- **Exercise description**
Look for the string "школе" and copy every line that has it.

- **Supplied data**
******************************

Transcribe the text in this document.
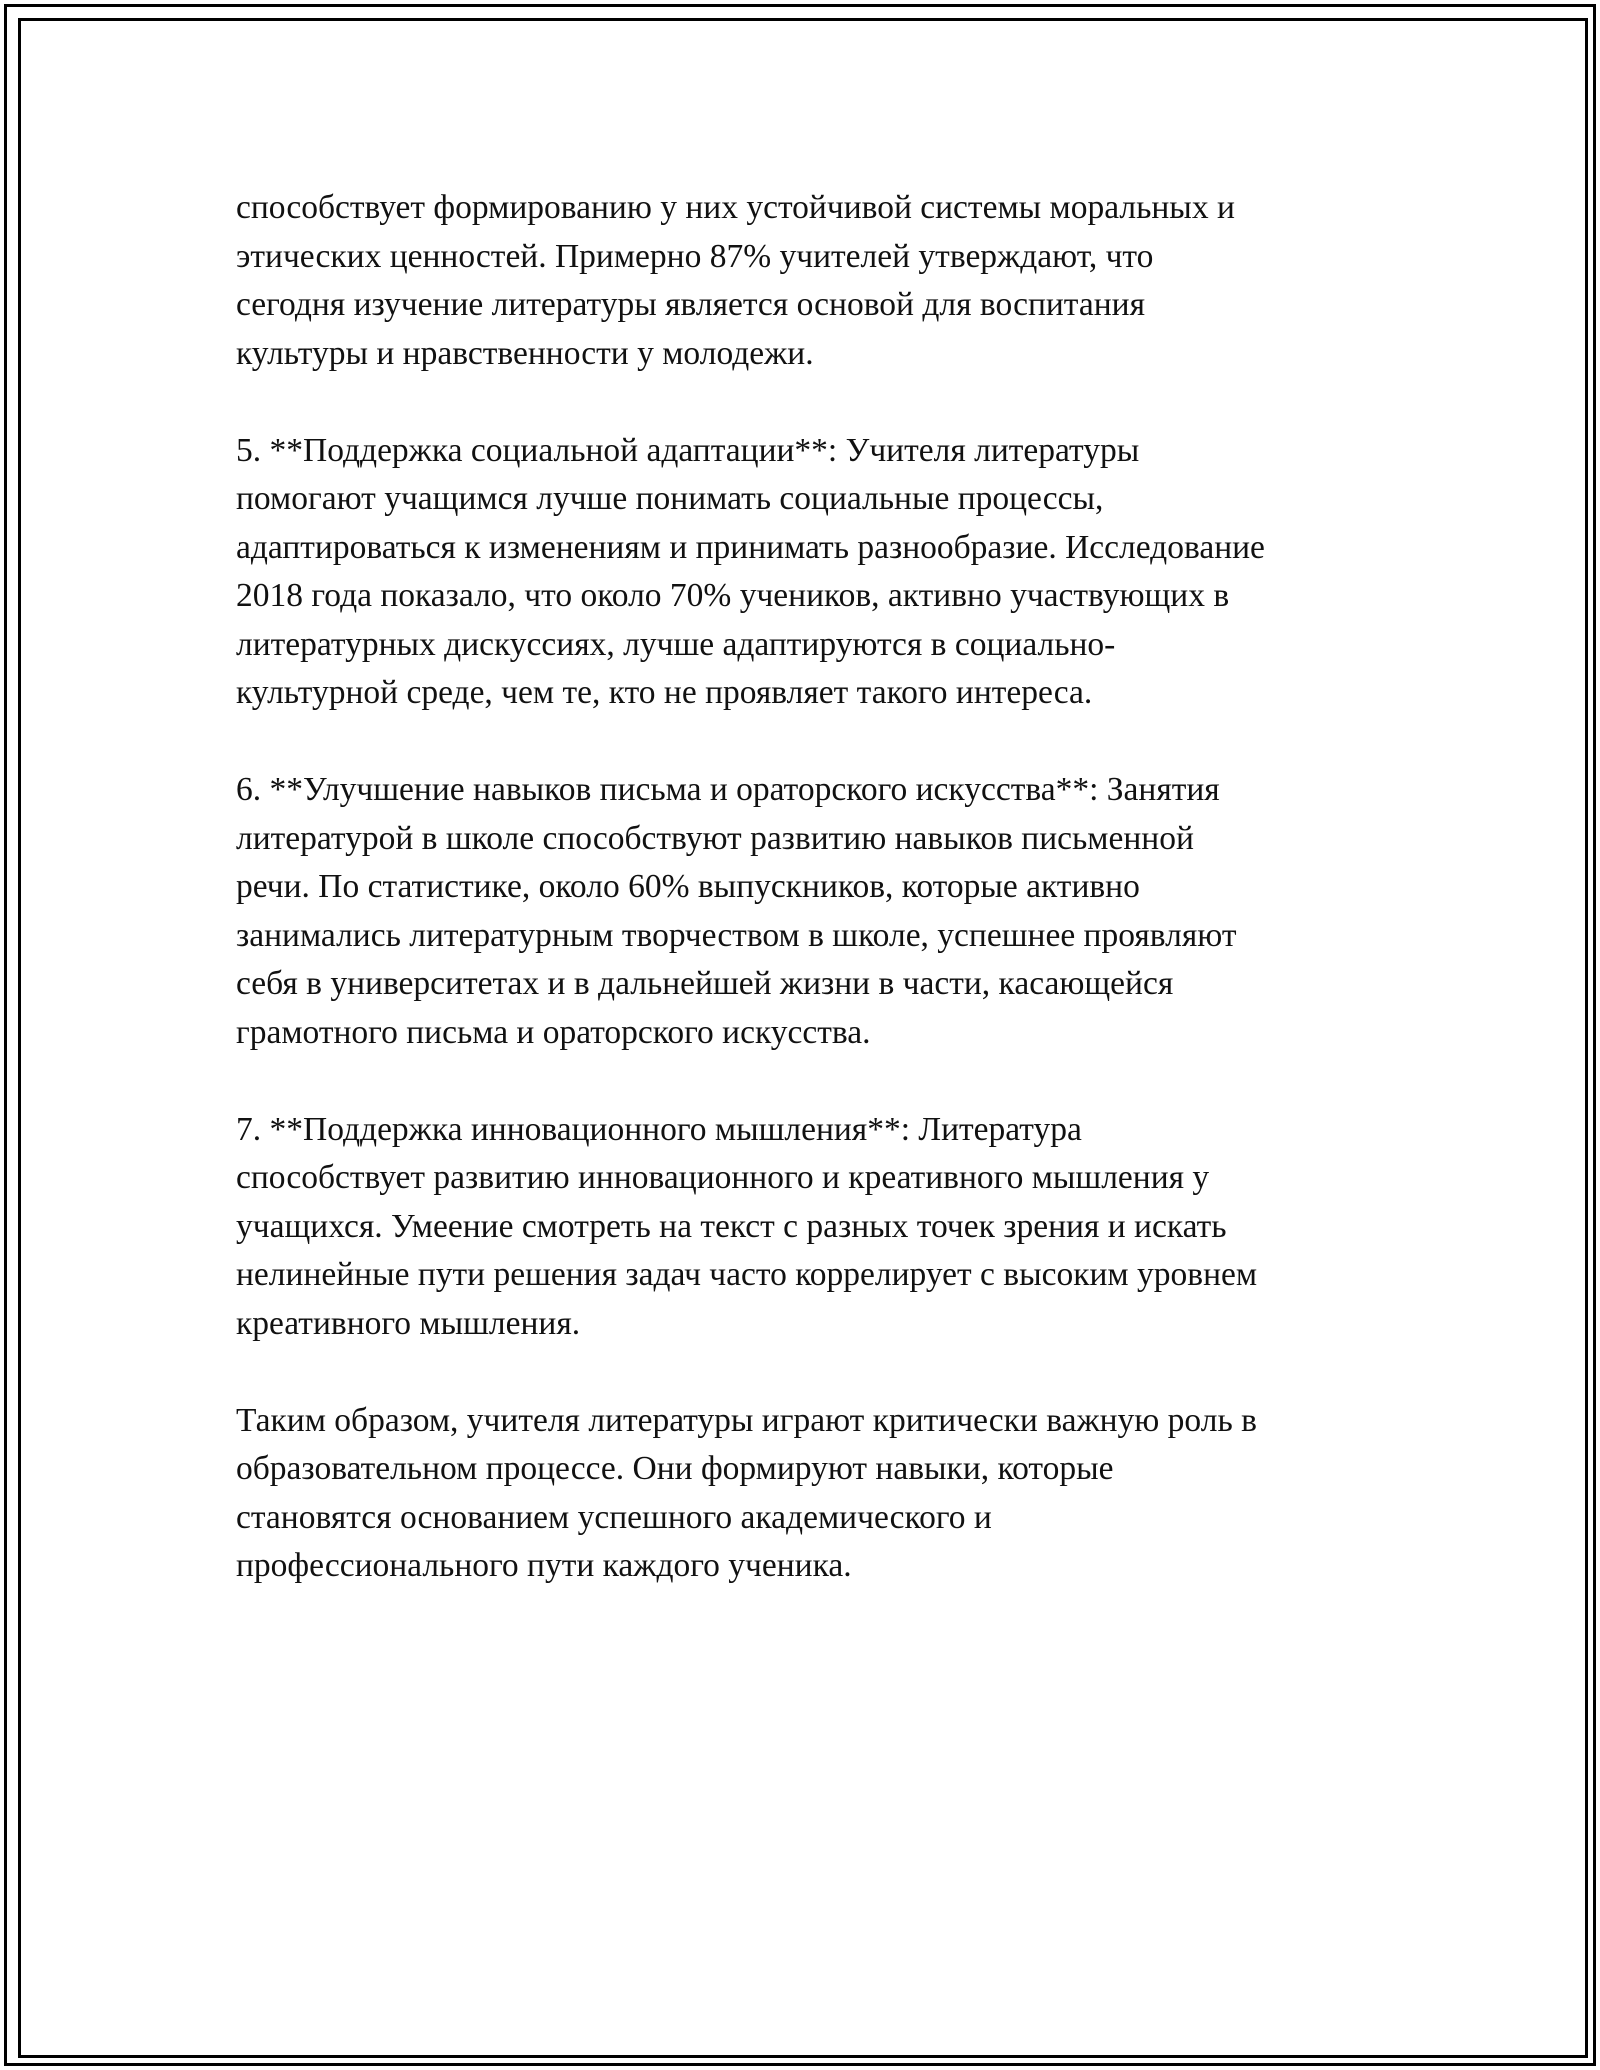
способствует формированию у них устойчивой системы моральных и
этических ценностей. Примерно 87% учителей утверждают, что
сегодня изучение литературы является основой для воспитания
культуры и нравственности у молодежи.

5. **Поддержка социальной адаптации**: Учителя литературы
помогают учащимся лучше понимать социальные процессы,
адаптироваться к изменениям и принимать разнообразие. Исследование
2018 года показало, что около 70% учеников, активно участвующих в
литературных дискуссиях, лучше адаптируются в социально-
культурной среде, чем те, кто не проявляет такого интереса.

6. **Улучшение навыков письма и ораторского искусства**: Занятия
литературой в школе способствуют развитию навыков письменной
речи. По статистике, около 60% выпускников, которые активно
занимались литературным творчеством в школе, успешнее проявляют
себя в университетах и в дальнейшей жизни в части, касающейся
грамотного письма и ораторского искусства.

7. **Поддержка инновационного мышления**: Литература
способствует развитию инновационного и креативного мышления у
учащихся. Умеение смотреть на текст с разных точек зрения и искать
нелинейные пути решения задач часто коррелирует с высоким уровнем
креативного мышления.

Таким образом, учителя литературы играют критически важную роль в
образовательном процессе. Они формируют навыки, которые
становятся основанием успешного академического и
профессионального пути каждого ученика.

******************************

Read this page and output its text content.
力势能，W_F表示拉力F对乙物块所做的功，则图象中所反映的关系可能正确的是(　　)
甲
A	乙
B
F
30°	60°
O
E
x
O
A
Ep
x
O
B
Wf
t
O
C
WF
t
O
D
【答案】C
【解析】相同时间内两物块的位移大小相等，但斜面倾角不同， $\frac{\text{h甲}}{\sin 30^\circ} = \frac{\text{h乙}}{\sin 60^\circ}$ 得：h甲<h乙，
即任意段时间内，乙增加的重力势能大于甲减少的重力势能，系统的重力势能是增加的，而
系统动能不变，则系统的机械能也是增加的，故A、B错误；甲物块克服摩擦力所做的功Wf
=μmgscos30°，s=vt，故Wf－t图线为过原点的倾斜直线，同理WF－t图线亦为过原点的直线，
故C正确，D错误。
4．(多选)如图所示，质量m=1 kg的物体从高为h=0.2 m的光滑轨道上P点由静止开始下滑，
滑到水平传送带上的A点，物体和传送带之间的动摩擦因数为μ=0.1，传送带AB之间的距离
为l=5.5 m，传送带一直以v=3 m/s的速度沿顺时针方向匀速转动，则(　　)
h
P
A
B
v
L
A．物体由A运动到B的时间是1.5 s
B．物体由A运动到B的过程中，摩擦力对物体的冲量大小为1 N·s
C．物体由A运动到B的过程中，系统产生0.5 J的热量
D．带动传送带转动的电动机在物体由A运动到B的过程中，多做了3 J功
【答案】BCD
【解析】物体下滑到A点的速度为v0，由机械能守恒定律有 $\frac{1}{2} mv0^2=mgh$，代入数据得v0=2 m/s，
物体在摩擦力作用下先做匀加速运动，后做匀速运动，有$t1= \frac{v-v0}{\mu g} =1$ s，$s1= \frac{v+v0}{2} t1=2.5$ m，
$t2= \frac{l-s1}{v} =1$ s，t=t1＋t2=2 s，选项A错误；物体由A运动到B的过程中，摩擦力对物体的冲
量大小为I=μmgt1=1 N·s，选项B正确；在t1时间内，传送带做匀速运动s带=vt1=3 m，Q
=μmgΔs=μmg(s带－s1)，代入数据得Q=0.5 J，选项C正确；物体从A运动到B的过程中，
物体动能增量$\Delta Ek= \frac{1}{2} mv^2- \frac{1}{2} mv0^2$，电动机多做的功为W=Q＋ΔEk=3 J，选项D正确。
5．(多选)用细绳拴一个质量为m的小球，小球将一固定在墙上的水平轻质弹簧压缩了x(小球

******************************

- **Answer**
литературой в школе способствуют развитию навыков письменной
занимались литературным творчеством в школе, успешнее проявляют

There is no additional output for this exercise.